[ROWS]:
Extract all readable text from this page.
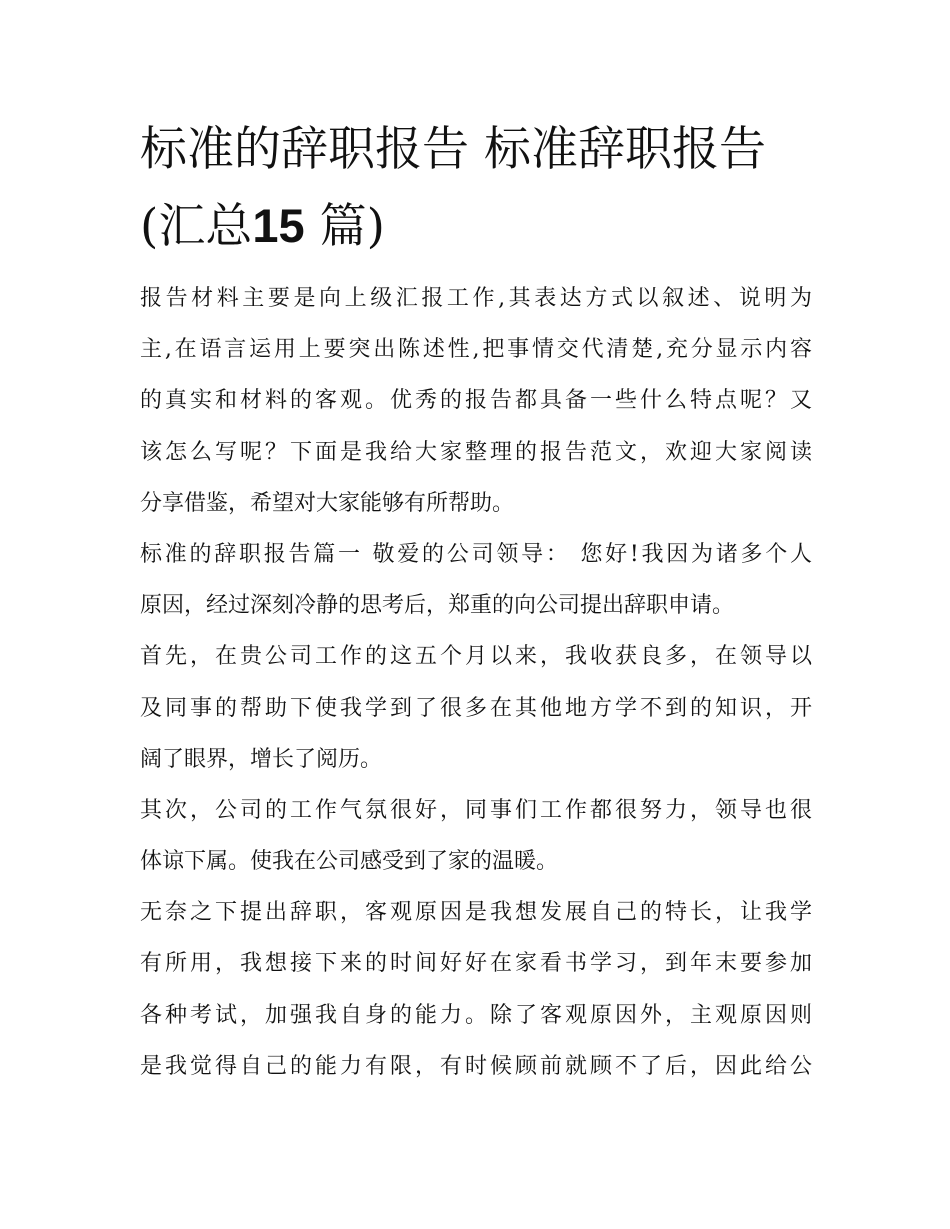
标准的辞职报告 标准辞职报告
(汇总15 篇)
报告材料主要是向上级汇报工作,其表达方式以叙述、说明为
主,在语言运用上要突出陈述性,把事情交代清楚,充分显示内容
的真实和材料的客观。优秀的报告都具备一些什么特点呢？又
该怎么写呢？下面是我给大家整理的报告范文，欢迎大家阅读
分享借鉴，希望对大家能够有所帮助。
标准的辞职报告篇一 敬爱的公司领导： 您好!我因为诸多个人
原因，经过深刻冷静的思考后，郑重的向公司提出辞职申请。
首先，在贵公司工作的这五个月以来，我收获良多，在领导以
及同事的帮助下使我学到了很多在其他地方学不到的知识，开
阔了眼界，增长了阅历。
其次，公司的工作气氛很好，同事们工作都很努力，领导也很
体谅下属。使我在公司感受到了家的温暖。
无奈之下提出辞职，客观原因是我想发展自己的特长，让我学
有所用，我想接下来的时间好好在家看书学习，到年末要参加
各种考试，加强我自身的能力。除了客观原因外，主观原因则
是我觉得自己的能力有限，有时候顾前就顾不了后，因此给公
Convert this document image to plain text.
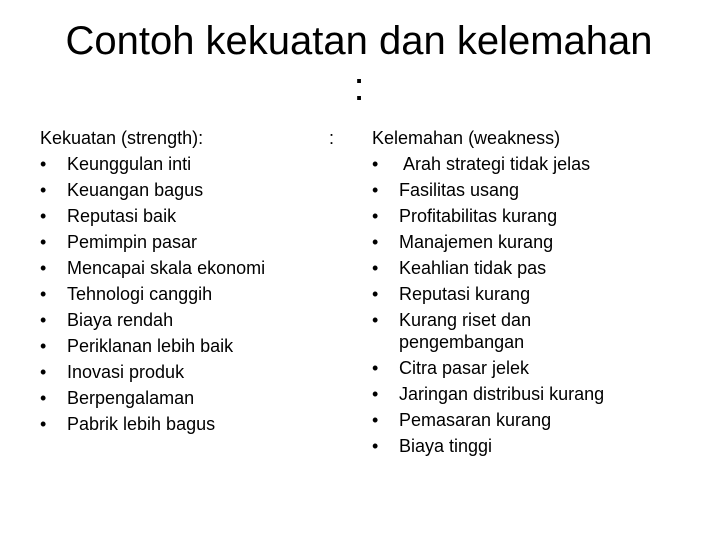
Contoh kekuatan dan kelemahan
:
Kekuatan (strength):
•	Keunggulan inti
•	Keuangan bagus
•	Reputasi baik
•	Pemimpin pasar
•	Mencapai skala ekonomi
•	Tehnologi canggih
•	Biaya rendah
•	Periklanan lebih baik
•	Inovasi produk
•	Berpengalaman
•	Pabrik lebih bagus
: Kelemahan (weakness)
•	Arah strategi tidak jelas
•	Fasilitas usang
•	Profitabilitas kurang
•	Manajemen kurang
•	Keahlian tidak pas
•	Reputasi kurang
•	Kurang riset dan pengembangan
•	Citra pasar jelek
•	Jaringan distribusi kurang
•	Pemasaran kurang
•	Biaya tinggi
* * *
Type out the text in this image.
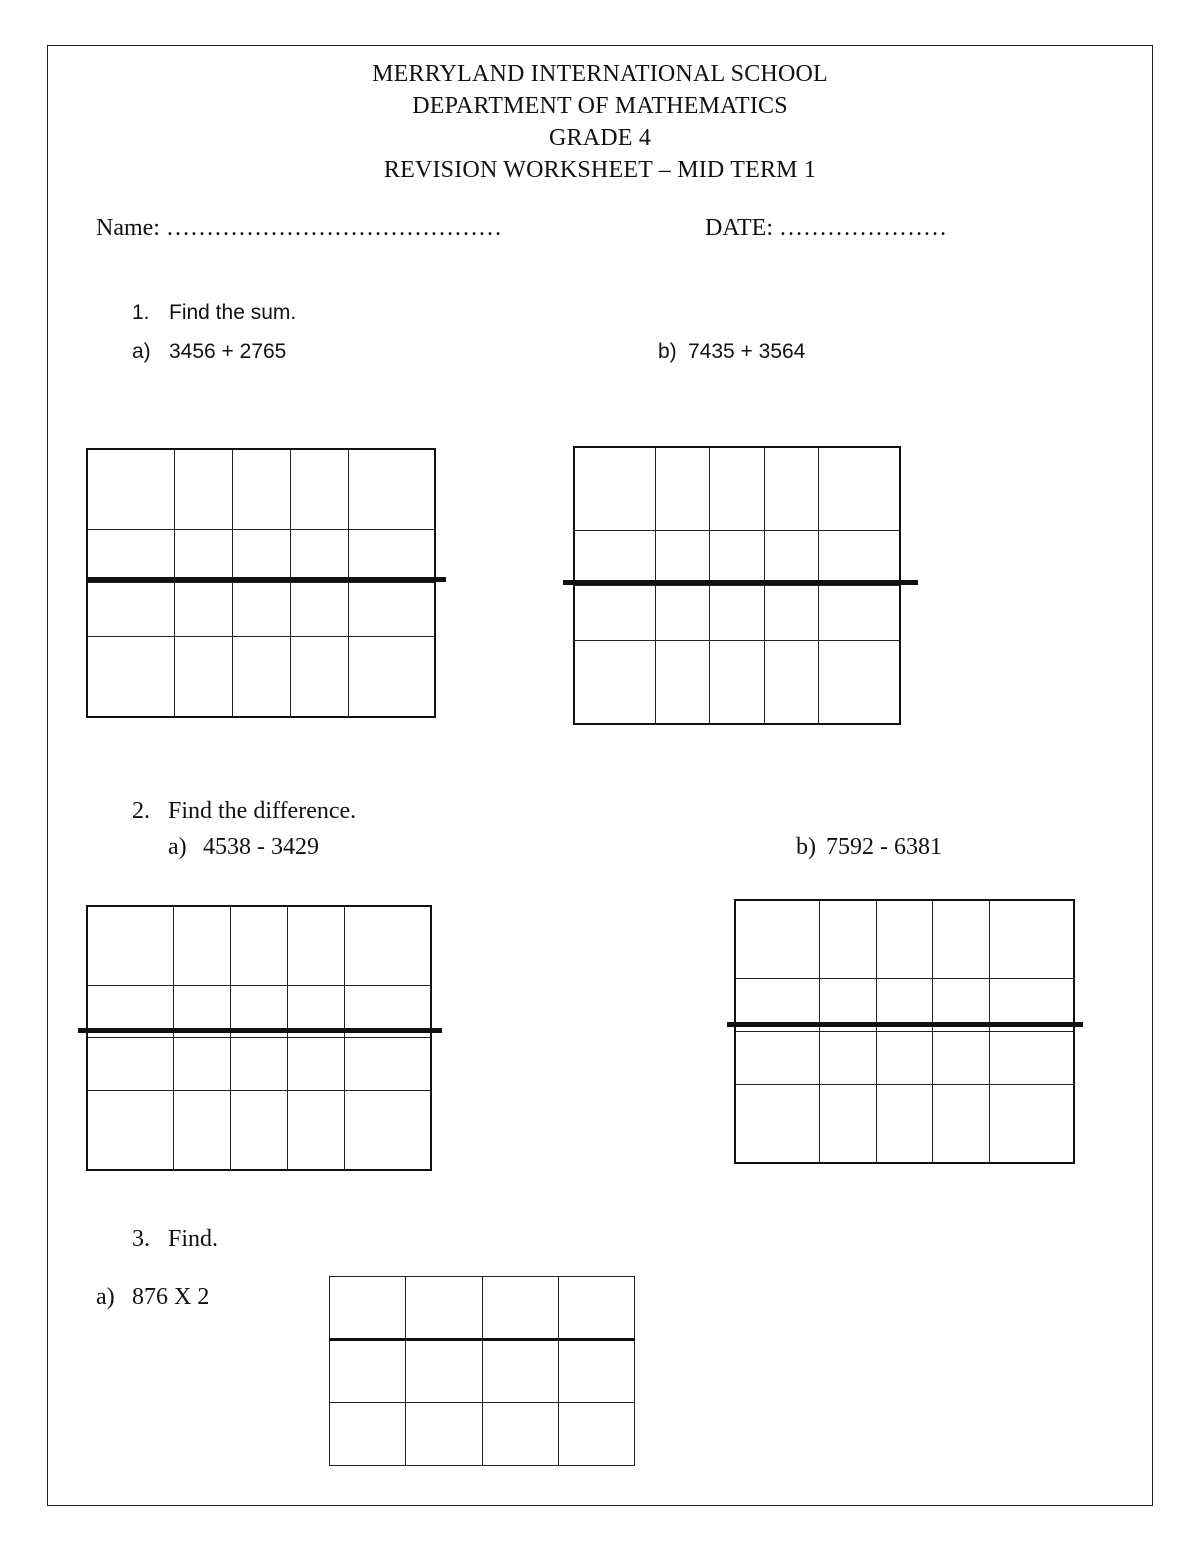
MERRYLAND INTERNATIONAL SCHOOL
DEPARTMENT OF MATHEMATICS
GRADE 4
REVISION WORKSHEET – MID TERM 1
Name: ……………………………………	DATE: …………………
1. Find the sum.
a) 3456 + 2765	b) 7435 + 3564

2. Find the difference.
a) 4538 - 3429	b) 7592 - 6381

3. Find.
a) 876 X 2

[TASK DESCRIPTION]:
Search the entries for the string "lebih" and collect each line that has it.

[EXERCISE RESULT]:
•	Periklanan lebih baik
•	Pabrik lebih bagus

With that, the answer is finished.